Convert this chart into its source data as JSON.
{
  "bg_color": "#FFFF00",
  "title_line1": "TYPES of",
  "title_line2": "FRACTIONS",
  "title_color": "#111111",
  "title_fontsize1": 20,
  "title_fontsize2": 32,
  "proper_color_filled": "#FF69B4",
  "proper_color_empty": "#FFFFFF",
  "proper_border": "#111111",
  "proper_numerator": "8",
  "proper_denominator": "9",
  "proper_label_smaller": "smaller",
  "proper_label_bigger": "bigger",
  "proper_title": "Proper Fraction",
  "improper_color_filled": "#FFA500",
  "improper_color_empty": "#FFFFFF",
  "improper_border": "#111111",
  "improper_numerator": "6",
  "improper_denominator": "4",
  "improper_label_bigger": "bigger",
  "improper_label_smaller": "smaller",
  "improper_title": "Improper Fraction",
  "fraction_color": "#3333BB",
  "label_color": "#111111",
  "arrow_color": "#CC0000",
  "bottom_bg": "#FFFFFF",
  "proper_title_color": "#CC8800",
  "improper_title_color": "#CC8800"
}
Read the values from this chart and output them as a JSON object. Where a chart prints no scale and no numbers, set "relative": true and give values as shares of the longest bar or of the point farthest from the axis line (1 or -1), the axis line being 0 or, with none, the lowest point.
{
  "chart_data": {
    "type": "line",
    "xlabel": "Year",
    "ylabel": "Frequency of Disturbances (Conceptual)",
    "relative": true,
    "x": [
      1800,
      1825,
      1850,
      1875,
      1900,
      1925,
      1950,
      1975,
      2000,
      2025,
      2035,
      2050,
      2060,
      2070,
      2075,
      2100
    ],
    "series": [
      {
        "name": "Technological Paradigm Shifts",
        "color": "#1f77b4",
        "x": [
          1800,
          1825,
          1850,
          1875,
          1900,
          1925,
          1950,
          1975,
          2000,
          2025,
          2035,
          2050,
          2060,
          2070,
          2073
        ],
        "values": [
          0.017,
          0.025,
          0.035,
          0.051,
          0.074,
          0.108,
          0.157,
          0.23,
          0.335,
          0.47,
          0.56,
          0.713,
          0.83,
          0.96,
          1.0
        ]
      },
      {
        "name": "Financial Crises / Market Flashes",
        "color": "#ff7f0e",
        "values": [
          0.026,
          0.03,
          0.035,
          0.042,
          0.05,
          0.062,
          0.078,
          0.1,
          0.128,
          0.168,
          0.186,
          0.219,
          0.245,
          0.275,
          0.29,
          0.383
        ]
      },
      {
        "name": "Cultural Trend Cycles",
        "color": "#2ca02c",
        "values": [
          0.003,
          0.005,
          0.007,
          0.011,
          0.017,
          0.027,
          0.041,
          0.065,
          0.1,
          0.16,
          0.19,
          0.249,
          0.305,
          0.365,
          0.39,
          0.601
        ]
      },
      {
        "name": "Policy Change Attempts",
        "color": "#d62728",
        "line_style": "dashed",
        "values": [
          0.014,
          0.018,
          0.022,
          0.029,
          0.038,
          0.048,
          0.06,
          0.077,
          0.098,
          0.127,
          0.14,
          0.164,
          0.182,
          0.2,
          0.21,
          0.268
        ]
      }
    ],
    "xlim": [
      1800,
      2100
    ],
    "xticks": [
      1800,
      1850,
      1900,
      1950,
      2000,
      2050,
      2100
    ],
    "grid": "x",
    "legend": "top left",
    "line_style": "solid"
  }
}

What the task requires:
Copy every line in the listing above where the string "FFFFFF" turns up.

Solution for this problem:
  "proper_color_empty": "#FFFFFF",
  "improper_color_empty": "#FFFFFF",
  "bottom_bg": "#FFFFFF",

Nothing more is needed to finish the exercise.